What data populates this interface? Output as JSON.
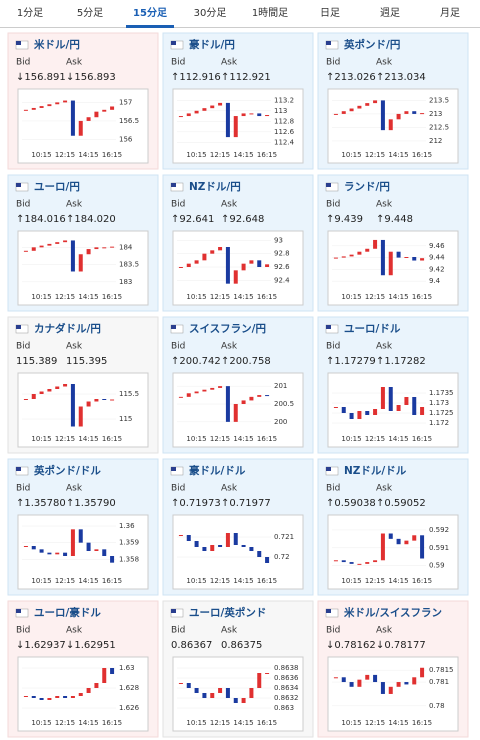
{
  "tabs": [
    "1分足",
    "5分足",
    "15分足",
    "30分足",
    "1時間足",
    "日足",
    "週足",
    "月足"
  ],
  "active_tab": 2,
  "labels": {
    "bid": "Bid",
    "ask": "Ask"
  },
  "x_ticks": [
    "10:15",
    "12:15",
    "14:15",
    "16:15"
  ],
  "cards": [
    {
      "name": "米ドル/円",
      "trend": "down",
      "bid": "↓156.891",
      "ask": "↓156.893",
      "ylim": [
        155.85,
        157.2
      ],
      "yticks": [
        156,
        156.5,
        157
      ],
      "values": [
        156.8,
        156.85,
        156.9,
        156.95,
        157.0,
        157.05,
        156.1,
        156.5,
        156.6,
        156.75,
        156.8,
        156.89
      ]
    },
    {
      "name": "豪ドル/円",
      "trend": "up",
      "bid": "↑112.916",
      "ask": "↑112.921",
      "ylim": [
        112.35,
        113.3
      ],
      "yticks": [
        112.4,
        112.6,
        112.8,
        113,
        113.2
      ],
      "values": [
        112.9,
        112.95,
        113.0,
        113.05,
        113.1,
        113.15,
        112.5,
        112.9,
        112.95,
        112.95,
        112.9,
        112.92
      ]
    },
    {
      "name": "英ポンド/円",
      "trend": "up",
      "bid": "↑213.026",
      "ask": "↑213.034",
      "ylim": [
        211.85,
        213.7
      ],
      "yticks": [
        212,
        212.5,
        213,
        213.5
      ],
      "values": [
        213.0,
        213.1,
        213.2,
        213.3,
        213.4,
        213.5,
        212.4,
        212.8,
        213.0,
        213.1,
        213.0,
        213.03
      ]
    },
    {
      "name": "ユーロ/円",
      "trend": "up",
      "bid": "↑184.016",
      "ask": "↑184.020",
      "ylim": [
        182.85,
        184.3
      ],
      "yticks": [
        183,
        183.5,
        184
      ],
      "values": [
        183.9,
        184.0,
        184.05,
        184.1,
        184.15,
        184.2,
        183.3,
        183.8,
        183.95,
        184.0,
        184.0,
        184.02
      ]
    },
    {
      "name": "NZドル/円",
      "trend": "up",
      "bid": "↑92.641",
      "ask": "↑92.648",
      "ylim": [
        92.3,
        93.05
      ],
      "yticks": [
        92.4,
        92.6,
        92.8,
        93
      ],
      "values": [
        92.6,
        92.65,
        92.7,
        92.8,
        92.85,
        92.9,
        92.35,
        92.55,
        92.65,
        92.7,
        92.6,
        92.64
      ]
    },
    {
      "name": "ランド/円",
      "trend": "up",
      "bid": "↑9.439",
      "ask": "↑9.448",
      "ylim": [
        9.39,
        9.475
      ],
      "yticks": [
        9.4,
        9.42,
        9.44,
        9.46
      ],
      "values": [
        9.44,
        9.442,
        9.445,
        9.45,
        9.455,
        9.47,
        9.41,
        9.45,
        9.44,
        9.441,
        9.435,
        9.439
      ]
    },
    {
      "name": "カナダドル/円",
      "trend": "flat",
      "bid": "115.389",
      "ask": "115.395",
      "ylim": [
        114.8,
        115.8
      ],
      "yticks": [
        115,
        115.5
      ],
      "values": [
        115.4,
        115.5,
        115.55,
        115.6,
        115.65,
        115.7,
        114.85,
        115.25,
        115.35,
        115.4,
        115.38,
        115.39
      ]
    },
    {
      "name": "スイスフラン/円",
      "trend": "up",
      "bid": "↑200.742",
      "ask": "↑200.758",
      "ylim": [
        199.8,
        201.2
      ],
      "yticks": [
        200,
        200.5,
        201
      ],
      "values": [
        200.7,
        200.8,
        200.85,
        200.9,
        200.95,
        201.0,
        200.0,
        200.5,
        200.6,
        200.7,
        200.75,
        200.74
      ]
    },
    {
      "name": "ユーロ/ドル",
      "trend": "up",
      "bid": "↑1.17279",
      "ask": "↑1.17282",
      "ylim": [
        1.1717,
        1.1742
      ],
      "yticks": [
        1.172,
        1.1725,
        1.173,
        1.1735
      ],
      "values": [
        1.1728,
        1.1725,
        1.1722,
        1.1726,
        1.1724,
        1.1727,
        1.1738,
        1.1726,
        1.1729,
        1.1733,
        1.1724,
        1.1728
      ]
    },
    {
      "name": "英ポンド/ドル",
      "trend": "up",
      "bid": "↑1.35780",
      "ask": "↑1.35790",
      "ylim": [
        1.3573,
        1.3603
      ],
      "yticks": [
        1.358,
        1.359,
        1.36
      ],
      "values": [
        1.3588,
        1.3586,
        1.3584,
        1.3583,
        1.3584,
        1.3582,
        1.3598,
        1.359,
        1.3585,
        1.3586,
        1.3582,
        1.3578
      ]
    },
    {
      "name": "豪ドル/ドル",
      "trend": "up",
      "bid": "↑0.71973",
      "ask": "↑0.71977",
      "ylim": [
        0.7193,
        0.7218
      ],
      "yticks": [
        0.72,
        0.721
      ],
      "values": [
        0.7211,
        0.7208,
        0.7205,
        0.7203,
        0.7206,
        0.7205,
        0.7212,
        0.7206,
        0.7205,
        0.7203,
        0.72,
        0.7197
      ]
    },
    {
      "name": "NZドル/ドル",
      "trend": "up",
      "bid": "↑0.59038",
      "ask": "↑0.59052",
      "ylim": [
        0.5897,
        0.5925
      ],
      "yticks": [
        0.59,
        0.591,
        0.592
      ],
      "values": [
        0.5903,
        0.5902,
        0.5901,
        0.5901,
        0.5902,
        0.5903,
        0.5918,
        0.5915,
        0.5912,
        0.5914,
        0.5917,
        0.5904
      ]
    },
    {
      "name": "ユーロ/豪ドル",
      "trend": "down",
      "bid": "↓1.62937",
      "ask": "↓1.62951",
      "ylim": [
        1.6255,
        1.6305
      ],
      "yticks": [
        1.626,
        1.628,
        1.63
      ],
      "values": [
        1.6272,
        1.627,
        1.6268,
        1.627,
        1.6272,
        1.627,
        1.6272,
        1.6275,
        1.628,
        1.6285,
        1.63,
        1.6294
      ]
    },
    {
      "name": "ユーロ/英ポンド",
      "trend": "flat",
      "bid": "0.86367",
      "ask": "0.86375",
      "ylim": [
        0.8629,
        0.8639
      ],
      "yticks": [
        0.863,
        0.8632,
        0.8634,
        0.8636,
        0.8638
      ],
      "values": [
        0.8635,
        0.8634,
        0.8633,
        0.8632,
        0.8633,
        0.8634,
        0.8632,
        0.8631,
        0.8632,
        0.8634,
        0.8637,
        0.8637
      ]
    },
    {
      "name": "米ドル/スイスフラン",
      "trend": "down",
      "bid": "↓0.78162",
      "ask": "↓0.78177",
      "ylim": [
        0.7797,
        0.7818
      ],
      "yticks": [
        0.78,
        0.781,
        0.7815
      ],
      "values": [
        0.7812,
        0.781,
        0.7808,
        0.7811,
        0.7813,
        0.781,
        0.7805,
        0.7808,
        0.781,
        0.7809,
        0.7812,
        0.7816
      ]
    }
  ]
}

The exercise: Go through the data and gather every line that holds "英ポンド".

Answer for this exercise:
      "name": "英ポンド/円",
      "name": "英ポンド/ドル",
      "name": "ユーロ/英ポンド",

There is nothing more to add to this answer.